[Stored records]
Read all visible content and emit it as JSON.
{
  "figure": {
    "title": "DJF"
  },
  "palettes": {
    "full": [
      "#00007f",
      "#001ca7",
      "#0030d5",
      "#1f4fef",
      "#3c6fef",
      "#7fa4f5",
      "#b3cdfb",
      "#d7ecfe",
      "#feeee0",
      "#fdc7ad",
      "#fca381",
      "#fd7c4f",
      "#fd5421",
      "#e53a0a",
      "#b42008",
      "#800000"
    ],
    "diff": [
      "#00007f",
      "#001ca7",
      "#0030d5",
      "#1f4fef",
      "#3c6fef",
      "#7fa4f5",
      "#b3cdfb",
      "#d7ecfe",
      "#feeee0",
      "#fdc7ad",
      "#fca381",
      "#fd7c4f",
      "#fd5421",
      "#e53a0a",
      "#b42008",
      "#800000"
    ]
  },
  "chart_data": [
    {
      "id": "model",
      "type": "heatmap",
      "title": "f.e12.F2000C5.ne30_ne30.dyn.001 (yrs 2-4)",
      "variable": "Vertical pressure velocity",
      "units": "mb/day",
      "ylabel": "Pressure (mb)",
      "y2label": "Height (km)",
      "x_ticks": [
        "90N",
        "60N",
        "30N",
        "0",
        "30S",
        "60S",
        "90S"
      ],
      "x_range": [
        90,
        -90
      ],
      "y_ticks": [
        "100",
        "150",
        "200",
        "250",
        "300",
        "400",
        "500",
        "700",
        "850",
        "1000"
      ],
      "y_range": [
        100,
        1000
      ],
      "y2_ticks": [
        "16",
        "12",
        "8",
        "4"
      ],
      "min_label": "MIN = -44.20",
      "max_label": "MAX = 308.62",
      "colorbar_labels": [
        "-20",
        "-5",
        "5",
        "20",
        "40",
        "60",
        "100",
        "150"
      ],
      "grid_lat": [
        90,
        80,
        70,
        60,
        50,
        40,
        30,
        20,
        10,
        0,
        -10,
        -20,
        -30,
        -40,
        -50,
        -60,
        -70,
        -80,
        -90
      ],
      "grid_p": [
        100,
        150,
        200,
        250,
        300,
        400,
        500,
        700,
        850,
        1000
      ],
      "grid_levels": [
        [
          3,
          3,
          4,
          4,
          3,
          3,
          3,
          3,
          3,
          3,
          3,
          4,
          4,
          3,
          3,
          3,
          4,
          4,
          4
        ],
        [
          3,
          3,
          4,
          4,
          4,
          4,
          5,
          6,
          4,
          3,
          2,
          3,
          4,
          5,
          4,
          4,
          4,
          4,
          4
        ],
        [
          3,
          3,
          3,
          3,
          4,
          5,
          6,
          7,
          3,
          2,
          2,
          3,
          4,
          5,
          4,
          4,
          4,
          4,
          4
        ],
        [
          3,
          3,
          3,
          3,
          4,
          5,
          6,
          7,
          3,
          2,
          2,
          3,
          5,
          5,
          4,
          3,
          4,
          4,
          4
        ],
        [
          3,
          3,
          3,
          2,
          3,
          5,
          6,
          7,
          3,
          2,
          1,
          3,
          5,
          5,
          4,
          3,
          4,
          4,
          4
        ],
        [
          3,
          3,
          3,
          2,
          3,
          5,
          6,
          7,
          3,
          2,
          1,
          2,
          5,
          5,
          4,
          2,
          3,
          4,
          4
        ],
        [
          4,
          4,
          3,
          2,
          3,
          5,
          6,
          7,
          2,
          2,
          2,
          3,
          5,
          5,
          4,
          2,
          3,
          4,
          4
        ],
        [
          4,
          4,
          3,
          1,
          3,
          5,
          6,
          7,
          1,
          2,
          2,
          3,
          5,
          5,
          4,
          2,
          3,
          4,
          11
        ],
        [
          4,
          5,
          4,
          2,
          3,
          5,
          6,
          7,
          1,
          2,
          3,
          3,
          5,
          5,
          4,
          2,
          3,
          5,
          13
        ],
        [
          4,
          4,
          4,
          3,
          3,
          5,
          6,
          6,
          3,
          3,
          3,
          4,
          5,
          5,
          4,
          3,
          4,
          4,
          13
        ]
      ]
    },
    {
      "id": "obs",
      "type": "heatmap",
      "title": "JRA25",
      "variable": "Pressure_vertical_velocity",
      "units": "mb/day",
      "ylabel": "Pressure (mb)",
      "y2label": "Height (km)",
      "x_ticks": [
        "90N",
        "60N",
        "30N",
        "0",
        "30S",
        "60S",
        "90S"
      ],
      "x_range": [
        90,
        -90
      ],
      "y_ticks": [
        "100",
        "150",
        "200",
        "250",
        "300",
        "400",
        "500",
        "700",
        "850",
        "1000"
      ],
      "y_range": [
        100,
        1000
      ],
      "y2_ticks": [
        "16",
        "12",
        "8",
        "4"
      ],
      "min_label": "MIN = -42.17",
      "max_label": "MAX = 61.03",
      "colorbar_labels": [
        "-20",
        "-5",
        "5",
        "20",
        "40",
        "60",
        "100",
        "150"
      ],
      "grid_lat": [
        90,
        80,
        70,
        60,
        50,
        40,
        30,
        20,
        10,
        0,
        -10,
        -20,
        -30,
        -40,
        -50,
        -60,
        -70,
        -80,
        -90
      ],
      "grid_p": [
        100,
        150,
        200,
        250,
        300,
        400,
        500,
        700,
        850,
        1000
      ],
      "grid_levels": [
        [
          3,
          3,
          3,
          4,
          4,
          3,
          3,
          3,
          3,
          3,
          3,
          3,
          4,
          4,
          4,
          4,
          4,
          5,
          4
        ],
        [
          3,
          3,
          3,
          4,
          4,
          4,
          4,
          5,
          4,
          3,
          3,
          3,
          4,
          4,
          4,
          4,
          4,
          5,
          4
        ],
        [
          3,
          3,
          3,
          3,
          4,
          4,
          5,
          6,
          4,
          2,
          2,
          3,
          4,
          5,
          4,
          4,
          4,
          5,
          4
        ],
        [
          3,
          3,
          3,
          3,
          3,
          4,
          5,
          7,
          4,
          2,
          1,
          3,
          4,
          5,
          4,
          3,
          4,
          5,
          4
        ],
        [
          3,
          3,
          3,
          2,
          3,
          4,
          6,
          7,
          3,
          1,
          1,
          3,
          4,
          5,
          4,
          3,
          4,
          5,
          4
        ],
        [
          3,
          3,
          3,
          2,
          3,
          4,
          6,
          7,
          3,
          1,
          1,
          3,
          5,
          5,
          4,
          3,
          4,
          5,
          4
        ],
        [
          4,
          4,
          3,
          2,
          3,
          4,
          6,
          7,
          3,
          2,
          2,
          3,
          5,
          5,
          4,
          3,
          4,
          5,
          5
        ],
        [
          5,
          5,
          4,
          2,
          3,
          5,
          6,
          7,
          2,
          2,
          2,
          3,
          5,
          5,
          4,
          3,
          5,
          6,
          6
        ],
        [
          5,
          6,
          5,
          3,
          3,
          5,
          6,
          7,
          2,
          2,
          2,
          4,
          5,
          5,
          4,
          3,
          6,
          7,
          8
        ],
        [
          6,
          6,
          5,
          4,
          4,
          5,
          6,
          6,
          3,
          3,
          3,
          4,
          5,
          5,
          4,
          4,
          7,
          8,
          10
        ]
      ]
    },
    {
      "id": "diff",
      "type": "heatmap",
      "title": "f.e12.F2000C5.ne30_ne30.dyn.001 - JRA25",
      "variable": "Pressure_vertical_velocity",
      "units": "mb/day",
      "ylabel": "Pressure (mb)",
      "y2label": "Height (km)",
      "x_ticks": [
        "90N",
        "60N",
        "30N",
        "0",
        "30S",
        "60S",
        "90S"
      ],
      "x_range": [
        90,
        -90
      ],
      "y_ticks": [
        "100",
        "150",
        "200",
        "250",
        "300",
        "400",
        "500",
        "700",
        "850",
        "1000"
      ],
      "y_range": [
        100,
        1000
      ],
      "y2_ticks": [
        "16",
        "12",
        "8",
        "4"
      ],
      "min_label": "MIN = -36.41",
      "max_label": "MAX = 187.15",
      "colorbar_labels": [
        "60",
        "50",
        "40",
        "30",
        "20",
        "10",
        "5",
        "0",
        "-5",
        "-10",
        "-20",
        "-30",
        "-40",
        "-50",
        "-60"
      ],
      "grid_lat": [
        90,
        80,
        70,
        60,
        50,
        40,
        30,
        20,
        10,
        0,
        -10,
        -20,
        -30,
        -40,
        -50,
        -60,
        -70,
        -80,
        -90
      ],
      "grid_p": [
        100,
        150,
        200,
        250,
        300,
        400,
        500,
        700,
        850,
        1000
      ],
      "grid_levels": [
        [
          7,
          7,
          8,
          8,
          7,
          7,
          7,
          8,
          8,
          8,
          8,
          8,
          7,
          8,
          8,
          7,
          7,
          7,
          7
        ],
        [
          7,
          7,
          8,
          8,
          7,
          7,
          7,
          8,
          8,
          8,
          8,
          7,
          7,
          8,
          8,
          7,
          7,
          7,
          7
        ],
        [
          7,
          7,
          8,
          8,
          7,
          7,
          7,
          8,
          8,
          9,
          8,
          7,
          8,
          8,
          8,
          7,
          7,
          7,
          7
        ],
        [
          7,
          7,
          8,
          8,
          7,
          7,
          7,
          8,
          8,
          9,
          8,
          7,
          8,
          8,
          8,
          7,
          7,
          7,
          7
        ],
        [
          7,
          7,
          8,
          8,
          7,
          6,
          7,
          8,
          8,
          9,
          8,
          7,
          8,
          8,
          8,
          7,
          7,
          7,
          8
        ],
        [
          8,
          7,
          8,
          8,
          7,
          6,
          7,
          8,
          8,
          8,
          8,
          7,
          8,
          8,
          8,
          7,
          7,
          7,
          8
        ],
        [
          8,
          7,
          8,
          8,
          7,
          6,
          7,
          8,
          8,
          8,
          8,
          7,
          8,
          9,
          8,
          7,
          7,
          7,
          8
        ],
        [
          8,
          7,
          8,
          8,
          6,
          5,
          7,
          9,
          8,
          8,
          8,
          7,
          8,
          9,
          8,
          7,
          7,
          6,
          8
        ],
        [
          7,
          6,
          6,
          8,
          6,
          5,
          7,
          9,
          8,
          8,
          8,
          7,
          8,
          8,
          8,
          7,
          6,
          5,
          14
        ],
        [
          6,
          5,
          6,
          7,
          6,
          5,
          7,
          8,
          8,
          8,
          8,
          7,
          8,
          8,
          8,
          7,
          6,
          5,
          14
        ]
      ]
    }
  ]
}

Problem:
Show every line of the records above that contains the word "title".

Response below:
    "title": "DJF"
      "title": "f.e12.F2000C5.ne30_ne30.dyn.001 (yrs 2-4)",
      "title": "JRA25",
      "title": "f.e12.F2000C5.ne30_ne30.dyn.001 - JRA25",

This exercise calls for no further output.